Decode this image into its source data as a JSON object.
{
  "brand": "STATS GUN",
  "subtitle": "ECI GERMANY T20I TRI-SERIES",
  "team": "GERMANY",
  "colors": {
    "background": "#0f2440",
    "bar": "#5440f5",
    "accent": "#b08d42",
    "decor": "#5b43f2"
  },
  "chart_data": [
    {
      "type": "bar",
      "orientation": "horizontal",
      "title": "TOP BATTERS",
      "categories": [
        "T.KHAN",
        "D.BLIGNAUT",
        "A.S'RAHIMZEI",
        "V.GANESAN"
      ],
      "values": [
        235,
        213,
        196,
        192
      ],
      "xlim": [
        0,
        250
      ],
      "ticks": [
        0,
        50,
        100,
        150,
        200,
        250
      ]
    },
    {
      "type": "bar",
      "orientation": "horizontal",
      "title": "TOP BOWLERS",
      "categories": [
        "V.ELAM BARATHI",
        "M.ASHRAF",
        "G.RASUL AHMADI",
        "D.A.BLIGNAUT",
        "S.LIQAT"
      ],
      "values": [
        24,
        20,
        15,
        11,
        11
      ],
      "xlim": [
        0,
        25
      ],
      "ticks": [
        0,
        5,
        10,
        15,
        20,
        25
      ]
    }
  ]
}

▬▬▬

• _To do_:
Repeat each record in full; every line must match exactly.

• _Result of this task_:
Decode this image into its source data as a JSON object.
{
  "brand": "STATS GUN",
  "subtitle": "ECI GERMANY T20I TRI-SERIES",
  "team": "GERMANY",
  "colors": {
    "background": "#0f2440",
    "bar": "#5440f5",
    "accent": "#b08d42",
    "decor": "#5b43f2"
  },
  "chart_data": [
    {
      "type": "bar",
      "orientation": "horizontal",
      "title": "TOP BATTERS",
      "categories": [
        "T.KHAN",
        "D.BLIGNAUT",
        "A.S'RAHIMZEI",
        "V.GANESAN"
      ],
      "values": [
        235,
        213,
        196,
        192
      ],
      "xlim": [
        0,
        250
      ],
      "ticks": [
        0,
        50,
        100,
        150,
        200,
        250
      ]
    },
    {
      "type": "bar",
      "orientation": "horizontal",
      "title": "TOP BOWLERS",
      "categories": [
        "V.ELAM BARATHI",
        "M.ASHRAF",
        "G.RASUL AHMADI",
        "D.A.BLIGNAUT",
        "S.LIQAT"
      ],
      "values": [
        24,
        20,
        15,
        11,
        11
      ],
      "xlim": [
        0,
        25
      ],
      "ticks": [
        0,
        5,
        10,
        15,
        20,
        25
      ]
    }
  ]
}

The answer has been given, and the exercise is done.